Entries taken from a collection:
+++

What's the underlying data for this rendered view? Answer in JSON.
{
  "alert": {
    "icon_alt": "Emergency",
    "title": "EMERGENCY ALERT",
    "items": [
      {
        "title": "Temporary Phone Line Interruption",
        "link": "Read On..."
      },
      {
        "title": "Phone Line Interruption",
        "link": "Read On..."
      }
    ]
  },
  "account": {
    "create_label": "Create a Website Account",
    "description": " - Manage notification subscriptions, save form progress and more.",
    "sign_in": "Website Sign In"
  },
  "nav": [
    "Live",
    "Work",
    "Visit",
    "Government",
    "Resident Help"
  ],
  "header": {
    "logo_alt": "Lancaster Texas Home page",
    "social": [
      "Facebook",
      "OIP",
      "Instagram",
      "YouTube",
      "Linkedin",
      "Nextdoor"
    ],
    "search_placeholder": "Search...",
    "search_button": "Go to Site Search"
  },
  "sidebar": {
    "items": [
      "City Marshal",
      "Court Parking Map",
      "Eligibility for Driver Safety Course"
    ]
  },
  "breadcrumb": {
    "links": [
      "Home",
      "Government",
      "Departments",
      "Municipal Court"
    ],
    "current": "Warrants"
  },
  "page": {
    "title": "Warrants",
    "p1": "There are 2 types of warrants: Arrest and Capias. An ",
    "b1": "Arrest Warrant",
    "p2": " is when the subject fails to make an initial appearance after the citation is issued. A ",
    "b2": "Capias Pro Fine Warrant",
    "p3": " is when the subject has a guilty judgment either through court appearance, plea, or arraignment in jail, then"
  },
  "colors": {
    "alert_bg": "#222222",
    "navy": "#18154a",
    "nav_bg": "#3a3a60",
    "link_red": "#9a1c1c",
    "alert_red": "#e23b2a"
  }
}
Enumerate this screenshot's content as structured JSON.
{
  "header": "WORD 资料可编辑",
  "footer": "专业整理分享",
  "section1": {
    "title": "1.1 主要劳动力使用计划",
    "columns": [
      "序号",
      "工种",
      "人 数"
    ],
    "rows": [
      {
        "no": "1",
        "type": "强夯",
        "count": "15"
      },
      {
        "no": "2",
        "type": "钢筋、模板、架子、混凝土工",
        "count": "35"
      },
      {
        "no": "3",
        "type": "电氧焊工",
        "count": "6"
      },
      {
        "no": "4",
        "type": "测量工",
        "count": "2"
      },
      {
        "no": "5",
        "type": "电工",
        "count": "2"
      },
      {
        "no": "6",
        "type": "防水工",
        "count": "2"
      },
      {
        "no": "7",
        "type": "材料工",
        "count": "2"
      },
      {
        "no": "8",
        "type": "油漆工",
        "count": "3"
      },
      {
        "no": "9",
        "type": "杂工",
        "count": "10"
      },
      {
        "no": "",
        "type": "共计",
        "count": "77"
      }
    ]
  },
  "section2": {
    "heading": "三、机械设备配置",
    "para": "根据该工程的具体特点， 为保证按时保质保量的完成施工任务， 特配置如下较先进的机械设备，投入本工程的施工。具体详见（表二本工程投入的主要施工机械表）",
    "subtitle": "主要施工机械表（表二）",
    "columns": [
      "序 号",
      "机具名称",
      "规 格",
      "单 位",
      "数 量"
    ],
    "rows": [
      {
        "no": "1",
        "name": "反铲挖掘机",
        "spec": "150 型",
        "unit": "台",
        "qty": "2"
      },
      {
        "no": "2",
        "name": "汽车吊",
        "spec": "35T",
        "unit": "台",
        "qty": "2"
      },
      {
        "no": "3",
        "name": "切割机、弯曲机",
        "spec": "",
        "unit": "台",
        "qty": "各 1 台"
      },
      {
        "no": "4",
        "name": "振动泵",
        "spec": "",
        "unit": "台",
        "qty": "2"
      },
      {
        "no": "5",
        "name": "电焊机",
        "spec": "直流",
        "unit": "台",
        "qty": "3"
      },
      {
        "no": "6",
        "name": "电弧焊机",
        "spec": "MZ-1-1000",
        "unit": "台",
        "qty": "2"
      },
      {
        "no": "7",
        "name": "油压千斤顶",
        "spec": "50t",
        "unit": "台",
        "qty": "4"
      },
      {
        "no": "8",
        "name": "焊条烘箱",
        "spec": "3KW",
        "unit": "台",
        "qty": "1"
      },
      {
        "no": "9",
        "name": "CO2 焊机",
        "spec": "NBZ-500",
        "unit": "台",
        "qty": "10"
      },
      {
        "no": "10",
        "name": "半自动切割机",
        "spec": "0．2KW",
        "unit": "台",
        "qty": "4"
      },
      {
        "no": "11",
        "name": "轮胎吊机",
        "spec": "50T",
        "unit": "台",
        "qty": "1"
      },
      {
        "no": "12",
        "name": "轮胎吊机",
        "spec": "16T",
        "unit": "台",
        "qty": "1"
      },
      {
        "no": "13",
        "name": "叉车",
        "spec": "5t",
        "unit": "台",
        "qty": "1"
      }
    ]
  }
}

+++

#### [Short problem]
Scan the material above for the word "page". Copy each line where it occurs.

#### [Solution to this exercise]
    "logo_alt": "Lancaster Texas Home page",
  "page": {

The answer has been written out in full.